# Goal
Please write out the complete listing that follows, exactly as it reads.

# Working data

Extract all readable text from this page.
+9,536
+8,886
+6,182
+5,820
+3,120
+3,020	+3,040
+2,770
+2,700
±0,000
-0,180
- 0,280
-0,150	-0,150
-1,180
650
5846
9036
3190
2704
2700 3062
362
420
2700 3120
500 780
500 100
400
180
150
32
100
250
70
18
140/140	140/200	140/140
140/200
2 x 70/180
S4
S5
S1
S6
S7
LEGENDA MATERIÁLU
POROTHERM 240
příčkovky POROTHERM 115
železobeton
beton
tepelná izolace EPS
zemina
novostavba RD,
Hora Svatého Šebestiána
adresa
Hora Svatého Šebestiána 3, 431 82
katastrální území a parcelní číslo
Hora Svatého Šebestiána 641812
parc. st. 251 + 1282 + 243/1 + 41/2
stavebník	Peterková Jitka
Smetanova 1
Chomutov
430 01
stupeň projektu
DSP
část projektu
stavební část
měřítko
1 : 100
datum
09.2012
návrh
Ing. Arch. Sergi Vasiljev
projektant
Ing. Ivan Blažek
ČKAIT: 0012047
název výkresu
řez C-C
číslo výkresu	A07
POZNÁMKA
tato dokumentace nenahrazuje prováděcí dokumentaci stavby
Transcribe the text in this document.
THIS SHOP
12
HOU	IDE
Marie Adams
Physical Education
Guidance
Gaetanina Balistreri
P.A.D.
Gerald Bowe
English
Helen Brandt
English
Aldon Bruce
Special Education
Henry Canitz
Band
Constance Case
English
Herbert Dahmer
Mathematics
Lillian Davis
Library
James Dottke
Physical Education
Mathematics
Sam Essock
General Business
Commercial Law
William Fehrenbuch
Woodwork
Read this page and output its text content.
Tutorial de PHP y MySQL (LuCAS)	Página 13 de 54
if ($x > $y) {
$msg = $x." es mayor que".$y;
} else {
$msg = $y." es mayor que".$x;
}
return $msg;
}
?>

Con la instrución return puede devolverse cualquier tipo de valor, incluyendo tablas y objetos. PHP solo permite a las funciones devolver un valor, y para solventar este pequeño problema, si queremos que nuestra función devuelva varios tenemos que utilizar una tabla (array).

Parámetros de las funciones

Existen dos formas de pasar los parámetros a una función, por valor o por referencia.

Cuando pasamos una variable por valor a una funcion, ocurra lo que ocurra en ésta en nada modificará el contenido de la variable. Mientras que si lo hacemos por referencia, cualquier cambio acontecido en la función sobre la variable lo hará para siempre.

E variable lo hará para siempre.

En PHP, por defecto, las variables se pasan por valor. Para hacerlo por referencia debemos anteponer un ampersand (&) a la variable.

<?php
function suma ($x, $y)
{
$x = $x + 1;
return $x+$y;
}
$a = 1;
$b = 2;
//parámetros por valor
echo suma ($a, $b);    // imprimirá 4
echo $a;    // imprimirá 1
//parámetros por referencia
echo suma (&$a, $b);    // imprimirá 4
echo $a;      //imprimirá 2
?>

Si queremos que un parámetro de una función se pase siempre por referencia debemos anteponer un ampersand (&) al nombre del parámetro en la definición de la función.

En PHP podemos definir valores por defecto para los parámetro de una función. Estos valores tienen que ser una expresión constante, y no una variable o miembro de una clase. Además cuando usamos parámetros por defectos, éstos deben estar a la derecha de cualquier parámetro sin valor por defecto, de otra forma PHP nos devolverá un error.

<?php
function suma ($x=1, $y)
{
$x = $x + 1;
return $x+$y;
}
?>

# Answer to the exercise
Extract all readable text from this page.
+9,536
+8,886
+6,182
+5,820
+3,120
+3,020	+3,040
+2,770
+2,700
±0,000
-0,180
- 0,280
-0,150	-0,150
-1,180
650
5846
9036
3190
2704
2700 3062
362
420
2700 3120
500 780
500 100
400
180
150
32
100
250
70
18
140/140	140/200	140/140
140/200
2 x 70/180
S4
S5
S1
S6
S7
LEGENDA MATERIÁLU
POROTHERM 240
příčkovky POROTHERM 115
železobeton
beton
tepelná izolace EPS
zemina
novostavba RD,
Hora Svatého Šebestiána
adresa
Hora Svatého Šebestiána 3, 431 82
katastrální území a parcelní číslo
Hora Svatého Šebestiána 641812
parc. st. 251 + 1282 + 243/1 + 41/2
stavebník	Peterková Jitka
Smetanova 1
Chomutov
430 01
stupeň projektu
DSP
část projektu
stavební část
měřítko
1 : 100
datum
09.2012
návrh
Ing. Arch. Sergi Vasiljev
projektant
Ing. Ivan Blažek
ČKAIT: 0012047
název výkresu
řez C-C
číslo výkresu	A07
POZNÁMKA
tato dokumentace nenahrazuje prováděcí dokumentaci stavby
Transcribe the text in this document.
THIS SHOP
12
HOU	IDE
Marie Adams
Physical Education
Guidance
Gaetanina Balistreri
P.A.D.
Gerald Bowe
English
Helen Brandt
English
Aldon Bruce
Special Education
Henry Canitz
Band
Constance Case
English
Herbert Dahmer
Mathematics
Lillian Davis
Library
James Dottke
Physical Education
Mathematics
Sam Essock
General Business
Commercial Law
William Fehrenbuch
Woodwork
Read this page and output its text content.
Tutorial de PHP y MySQL (LuCAS)	Página 13 de 54
if ($x > $y) {
$msg = $x." es mayor que".$y;
} else {
$msg = $y." es mayor que".$x;
}
return $msg;
}
?>

Con la instrución return puede devolverse cualquier tipo de valor, incluyendo tablas y objetos. PHP solo permite a las funciones devolver un valor, y para solventar este pequeño problema, si queremos que nuestra función devuelva varios tenemos que utilizar una tabla (array).

Parámetros de las funciones

Existen dos formas de pasar los parámetros a una función, por valor o por referencia.

Cuando pasamos una variable por valor a una funcion, ocurra lo que ocurra en ésta en nada modificará el contenido de la variable. Mientras que si lo hacemos por referencia, cualquier cambio acontecido en la función sobre la variable lo hará para siempre.

E variable lo hará para siempre.

En PHP, por defecto, las variables se pasan por valor. Para hacerlo por referencia debemos anteponer un ampersand (&) a la variable.

<?php
function suma ($x, $y)
{
$x = $x + 1;
return $x+$y;
}
$a = 1;
$b = 2;
//parámetros por valor
echo suma ($a, $b);    // imprimirá 4
echo $a;    // imprimirá 1
//parámetros por referencia
echo suma (&$a, $b);    // imprimirá 4
echo $a;      //imprimirá 2
?>

Si queremos que un parámetro de una función se pase siempre por referencia debemos anteponer un ampersand (&) al nombre del parámetro en la definición de la función.

En PHP podemos definir valores por defecto para los parámetro de una función. Estos valores tienen que ser una expresión constante, y no una variable o miembro de una clase. Además cuando usamos parámetros por defectos, éstos deben estar a la derecha de cualquier parámetro sin valor por defecto, de otra forma PHP nos devolverá un error.

<?php
function suma ($x=1, $y)
{
$x = $x + 1;
return $x+$y;
}
?>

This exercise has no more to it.